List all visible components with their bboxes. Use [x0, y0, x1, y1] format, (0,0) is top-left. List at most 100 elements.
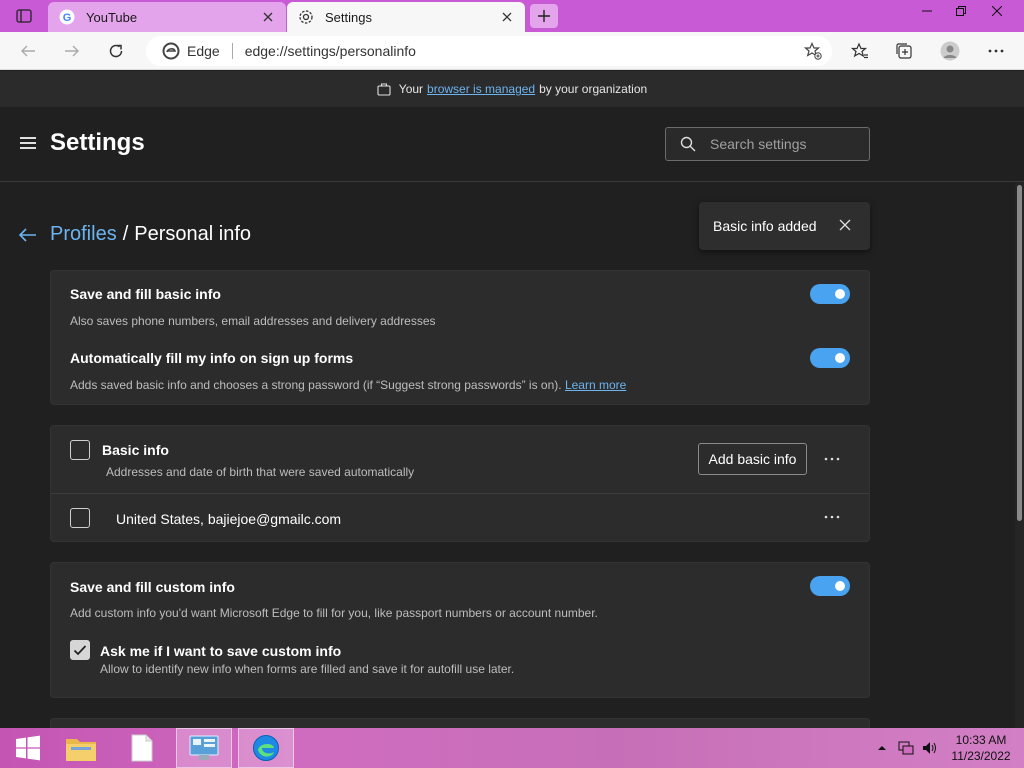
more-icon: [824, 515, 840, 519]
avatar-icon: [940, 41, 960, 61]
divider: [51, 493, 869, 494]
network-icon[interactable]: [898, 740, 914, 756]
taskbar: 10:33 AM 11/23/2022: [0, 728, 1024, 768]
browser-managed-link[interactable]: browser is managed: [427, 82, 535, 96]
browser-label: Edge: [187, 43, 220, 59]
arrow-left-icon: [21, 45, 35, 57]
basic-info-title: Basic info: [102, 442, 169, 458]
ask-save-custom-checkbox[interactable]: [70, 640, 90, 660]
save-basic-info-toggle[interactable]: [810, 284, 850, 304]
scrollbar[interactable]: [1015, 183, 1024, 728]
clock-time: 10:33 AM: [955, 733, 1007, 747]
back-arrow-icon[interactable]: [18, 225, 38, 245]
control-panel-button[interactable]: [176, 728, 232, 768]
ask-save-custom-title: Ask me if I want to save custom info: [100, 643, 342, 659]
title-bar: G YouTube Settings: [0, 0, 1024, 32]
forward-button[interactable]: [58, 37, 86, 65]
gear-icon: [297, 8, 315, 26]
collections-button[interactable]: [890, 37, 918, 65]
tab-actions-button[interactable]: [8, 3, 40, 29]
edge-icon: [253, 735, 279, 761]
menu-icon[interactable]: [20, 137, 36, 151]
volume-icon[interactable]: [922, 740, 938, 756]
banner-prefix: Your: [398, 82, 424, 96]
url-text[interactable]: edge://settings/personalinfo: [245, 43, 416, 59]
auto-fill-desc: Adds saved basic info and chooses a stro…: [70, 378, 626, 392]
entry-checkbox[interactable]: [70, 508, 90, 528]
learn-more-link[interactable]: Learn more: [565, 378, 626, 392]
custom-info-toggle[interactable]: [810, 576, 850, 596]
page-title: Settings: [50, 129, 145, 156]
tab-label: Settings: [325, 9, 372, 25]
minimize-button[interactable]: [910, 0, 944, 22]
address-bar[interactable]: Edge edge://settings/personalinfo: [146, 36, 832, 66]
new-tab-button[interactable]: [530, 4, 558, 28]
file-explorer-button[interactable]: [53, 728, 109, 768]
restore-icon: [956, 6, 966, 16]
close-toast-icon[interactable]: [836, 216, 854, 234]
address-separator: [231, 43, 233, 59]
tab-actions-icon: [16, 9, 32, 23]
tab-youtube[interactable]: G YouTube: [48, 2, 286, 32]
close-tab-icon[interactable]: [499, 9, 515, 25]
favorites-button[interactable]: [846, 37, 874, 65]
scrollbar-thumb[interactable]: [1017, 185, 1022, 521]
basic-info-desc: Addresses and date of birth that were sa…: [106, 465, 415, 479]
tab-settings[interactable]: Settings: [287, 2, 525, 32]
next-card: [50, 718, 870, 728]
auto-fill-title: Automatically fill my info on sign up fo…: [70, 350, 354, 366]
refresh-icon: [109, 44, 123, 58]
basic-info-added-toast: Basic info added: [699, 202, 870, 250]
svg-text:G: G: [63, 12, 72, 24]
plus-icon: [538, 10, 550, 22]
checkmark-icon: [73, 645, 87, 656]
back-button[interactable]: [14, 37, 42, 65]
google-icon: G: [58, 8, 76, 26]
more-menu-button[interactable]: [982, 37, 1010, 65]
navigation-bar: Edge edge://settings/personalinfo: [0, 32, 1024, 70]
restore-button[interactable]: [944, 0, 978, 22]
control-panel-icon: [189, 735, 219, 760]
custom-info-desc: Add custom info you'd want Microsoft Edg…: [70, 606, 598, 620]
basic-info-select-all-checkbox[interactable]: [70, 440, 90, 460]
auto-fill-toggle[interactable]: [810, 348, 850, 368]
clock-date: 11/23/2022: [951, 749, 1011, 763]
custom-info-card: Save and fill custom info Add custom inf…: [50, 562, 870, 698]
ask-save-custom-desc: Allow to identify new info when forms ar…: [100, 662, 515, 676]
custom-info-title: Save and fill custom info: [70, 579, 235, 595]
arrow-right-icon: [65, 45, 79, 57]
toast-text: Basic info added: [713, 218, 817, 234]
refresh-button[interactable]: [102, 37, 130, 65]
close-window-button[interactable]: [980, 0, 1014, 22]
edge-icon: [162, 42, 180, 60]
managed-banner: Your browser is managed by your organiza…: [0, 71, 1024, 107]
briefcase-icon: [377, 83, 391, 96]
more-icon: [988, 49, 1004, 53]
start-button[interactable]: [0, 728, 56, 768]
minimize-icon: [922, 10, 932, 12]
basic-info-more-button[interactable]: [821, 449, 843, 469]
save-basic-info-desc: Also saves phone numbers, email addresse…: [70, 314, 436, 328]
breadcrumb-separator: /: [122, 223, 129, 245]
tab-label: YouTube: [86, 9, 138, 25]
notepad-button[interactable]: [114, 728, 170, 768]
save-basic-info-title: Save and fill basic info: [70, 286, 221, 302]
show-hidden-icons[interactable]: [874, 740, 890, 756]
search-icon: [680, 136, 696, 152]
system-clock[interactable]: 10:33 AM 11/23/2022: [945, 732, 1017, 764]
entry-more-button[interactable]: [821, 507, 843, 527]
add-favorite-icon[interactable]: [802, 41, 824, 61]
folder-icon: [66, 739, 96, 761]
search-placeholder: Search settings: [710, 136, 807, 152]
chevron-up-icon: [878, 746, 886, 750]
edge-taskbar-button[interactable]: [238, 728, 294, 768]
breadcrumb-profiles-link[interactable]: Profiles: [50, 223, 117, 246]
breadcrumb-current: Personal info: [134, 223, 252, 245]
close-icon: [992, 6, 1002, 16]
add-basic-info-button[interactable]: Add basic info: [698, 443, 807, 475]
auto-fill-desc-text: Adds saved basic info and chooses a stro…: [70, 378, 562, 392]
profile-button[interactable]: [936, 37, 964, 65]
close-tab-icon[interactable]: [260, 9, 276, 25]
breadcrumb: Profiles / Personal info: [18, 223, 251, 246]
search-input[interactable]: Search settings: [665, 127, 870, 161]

[Written problem] Reproduce the material above verbatim, line for line, and omit any pictures from your reproduction.

[Expected answer]
List all visible components with their bboxes. Use [x0, y0, x1, y1] format, (0,0) is top-left. List at most 100 elements.
more-icon: [824, 515, 840, 519]
avatar-icon: [940, 41, 960, 61]
divider: [51, 493, 869, 494]
network-icon[interactable]: [898, 740, 914, 756]
taskbar: 10:33 AM 11/23/2022: [0, 728, 1024, 768]
browser-managed-link[interactable]: browser is managed: [427, 82, 535, 96]
browser-label: Edge: [187, 43, 220, 59]
arrow-left-icon: [21, 45, 35, 57]
basic-info-title: Basic info: [102, 442, 169, 458]
ask-save-custom-checkbox[interactable]: [70, 640, 90, 660]
save-basic-info-toggle[interactable]: [810, 284, 850, 304]
scrollbar[interactable]: [1015, 183, 1024, 728]
clock-time: 10:33 AM: [955, 733, 1007, 747]
back-arrow-icon[interactable]: [18, 225, 38, 245]
control-panel-button[interactable]: [176, 728, 232, 768]
ask-save-custom-title: Ask me if I want to save custom info: [100, 643, 342, 659]
title-bar: G YouTube Settings: [0, 0, 1024, 32]
forward-button[interactable]: [58, 37, 86, 65]
gear-icon: [297, 8, 315, 26]
collections-button[interactable]: [890, 37, 918, 65]
tab-actions-button[interactable]: [8, 3, 40, 29]
edge-icon: [253, 735, 279, 761]
menu-icon[interactable]: [20, 137, 36, 151]
volume-icon[interactable]: [922, 740, 938, 756]
banner-prefix: Your: [398, 82, 424, 96]
url-text[interactable]: edge://settings/personalinfo: [245, 43, 416, 59]
auto-fill-desc: Adds saved basic info and chooses a stro…: [70, 378, 626, 392]
entry-checkbox[interactable]: [70, 508, 90, 528]
learn-more-link[interactable]: Learn more: [565, 378, 626, 392]
custom-info-toggle[interactable]: [810, 576, 850, 596]
page-title: Settings: [50, 129, 145, 156]
tab-label: Settings: [325, 9, 372, 25]
minimize-button[interactable]: [910, 0, 944, 22]
address-bar[interactable]: Edge edge://settings/personalinfo: [146, 36, 832, 66]
new-tab-button[interactable]: [530, 4, 558, 28]
file-explorer-button[interactable]: [53, 728, 109, 768]
restore-icon: [956, 6, 966, 16]
close-toast-icon[interactable]: [836, 216, 854, 234]
address-separator: [231, 43, 233, 59]
tab-actions-icon: [16, 9, 32, 23]
tab-youtube[interactable]: G YouTube: [48, 2, 286, 32]
close-tab-icon[interactable]: [499, 9, 515, 25]
favorites-button[interactable]: [846, 37, 874, 65]
scrollbar-thumb[interactable]: [1017, 185, 1022, 521]
basic-info-desc: Addresses and date of birth that were sa…: [106, 465, 415, 479]
tab-settings[interactable]: Settings: [287, 2, 525, 32]
next-card: [50, 718, 870, 728]
auto-fill-title: Automatically fill my info on sign up fo…: [70, 350, 354, 366]
refresh-icon: [109, 44, 123, 58]
basic-info-added-toast: Basic info added: [699, 202, 870, 250]
svg-text:G: G: [63, 12, 72, 24]
plus-icon: [538, 10, 550, 22]
checkmark-icon: [73, 645, 87, 656]
back-button[interactable]: [14, 37, 42, 65]
google-icon: G: [58, 8, 76, 26]
more-menu-button[interactable]: [982, 37, 1010, 65]
navigation-bar: Edge edge://settings/personalinfo: [0, 32, 1024, 70]
restore-button[interactable]: [944, 0, 978, 22]
control-panel-icon: [189, 735, 219, 760]
custom-info-desc: Add custom info you'd want Microsoft Edg…: [70, 606, 598, 620]
basic-info-select-all-checkbox[interactable]: [70, 440, 90, 460]
auto-fill-toggle[interactable]: [810, 348, 850, 368]
clock-date: 11/23/2022: [951, 749, 1011, 763]
custom-info-card: Save and fill custom info Add custom inf…: [50, 562, 870, 698]
ask-save-custom-desc: Allow to identify new info when forms ar…: [100, 662, 515, 676]
custom-info-title: Save and fill custom info: [70, 579, 235, 595]
arrow-right-icon: [65, 45, 79, 57]
toast-text: Basic info added: [713, 218, 817, 234]
refresh-button[interactable]: [102, 37, 130, 65]
close-window-button[interactable]: [980, 0, 1014, 22]
edge-icon: [162, 42, 180, 60]
managed-banner: Your browser is managed by your organiza…: [0, 71, 1024, 107]
briefcase-icon: [377, 83, 391, 96]
more-icon: [988, 49, 1004, 53]
start-button[interactable]: [0, 728, 56, 768]
minimize-icon: [922, 10, 932, 12]
basic-info-more-button[interactable]: [821, 449, 843, 469]
save-basic-info-desc: Also saves phone numbers, email addresse…: [70, 314, 436, 328]
breadcrumb-separator: /: [122, 223, 129, 245]
tab-label: YouTube: [86, 9, 138, 25]
notepad-button[interactable]: [114, 728, 170, 768]
save-basic-info-title: Save and fill basic info: [70, 286, 221, 302]
show-hidden-icons[interactable]: [874, 740, 890, 756]
search-icon: [680, 136, 696, 152]
system-clock[interactable]: 10:33 AM 11/23/2022: [945, 732, 1017, 764]
entry-more-button[interactable]: [821, 507, 843, 527]
add-favorite-icon[interactable]: [802, 41, 824, 61]
folder-icon: [66, 739, 96, 761]
search-placeholder: Search settings: [710, 136, 807, 152]
chevron-up-icon: [878, 746, 886, 750]
edge-taskbar-button[interactable]: [238, 728, 294, 768]
breadcrumb-profiles-link[interactable]: Profiles: [50, 223, 117, 246]
breadcrumb-current: Personal info: [134, 223, 252, 245]
close-icon: [992, 6, 1002, 16]
add-basic-info-button[interactable]: Add basic info: [698, 443, 807, 475]
auto-fill-desc-text: Adds saved basic info and chooses a stro…: [70, 378, 562, 392]
profile-button[interactable]: [936, 37, 964, 65]
close-tab-icon[interactable]: [260, 9, 276, 25]
breadcrumb: Profiles / Personal info: [18, 223, 251, 246]
search-input[interactable]: Search settings: [665, 127, 870, 161]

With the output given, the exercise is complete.